# [WORK TO DO]
The records below must be output exactly, without pictures.

# [DATA PROVIDED]
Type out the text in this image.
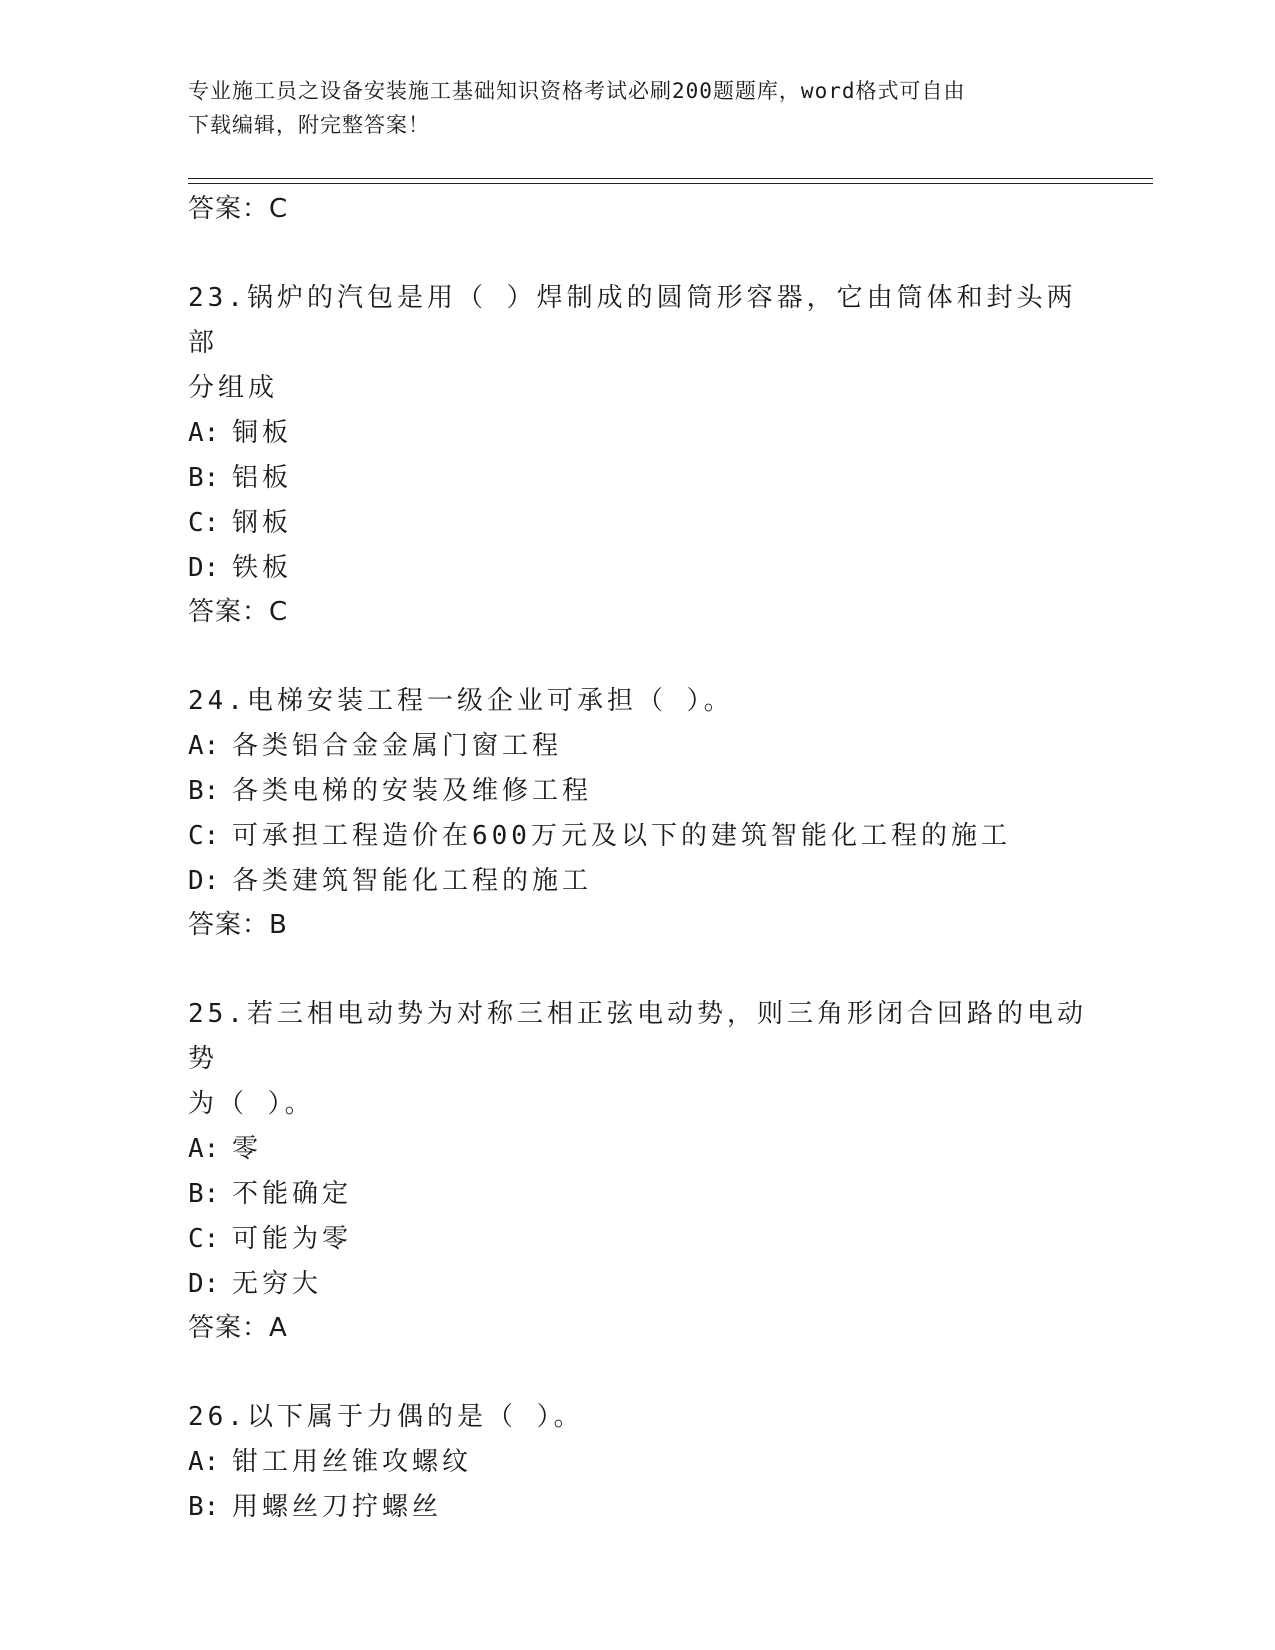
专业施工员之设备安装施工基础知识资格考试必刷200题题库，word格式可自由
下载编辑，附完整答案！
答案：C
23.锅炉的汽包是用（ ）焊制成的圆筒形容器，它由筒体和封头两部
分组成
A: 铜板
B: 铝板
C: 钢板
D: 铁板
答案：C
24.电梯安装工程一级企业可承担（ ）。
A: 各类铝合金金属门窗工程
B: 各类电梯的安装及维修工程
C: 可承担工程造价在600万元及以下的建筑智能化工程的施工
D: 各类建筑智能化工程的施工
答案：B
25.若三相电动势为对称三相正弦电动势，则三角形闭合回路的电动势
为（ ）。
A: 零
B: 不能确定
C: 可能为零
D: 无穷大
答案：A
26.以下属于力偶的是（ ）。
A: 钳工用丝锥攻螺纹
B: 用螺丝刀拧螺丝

# [RESULT OF THIS EXERCISE]
Type out the text in this image.
专业施工员之设备安装施工基础知识资格考试必刷200题题库，word格式可自由
下载编辑，附完整答案！
答案：C
23.锅炉的汽包是用（ ）焊制成的圆筒形容器，它由筒体和封头两部
分组成
A: 铜板
B: 铝板
C: 钢板
D: 铁板
答案：C
24.电梯安装工程一级企业可承担（ ）。
A: 各类铝合金金属门窗工程
B: 各类电梯的安装及维修工程
C: 可承担工程造价在600万元及以下的建筑智能化工程的施工
D: 各类建筑智能化工程的施工
答案：B
25.若三相电动势为对称三相正弦电动势，则三角形闭合回路的电动势
为（ ）。
A: 零
B: 不能确定
C: 可能为零
D: 无穷大
答案：A
26.以下属于力偶的是（ ）。
A: 钳工用丝锥攻螺纹
B: 用螺丝刀拧螺丝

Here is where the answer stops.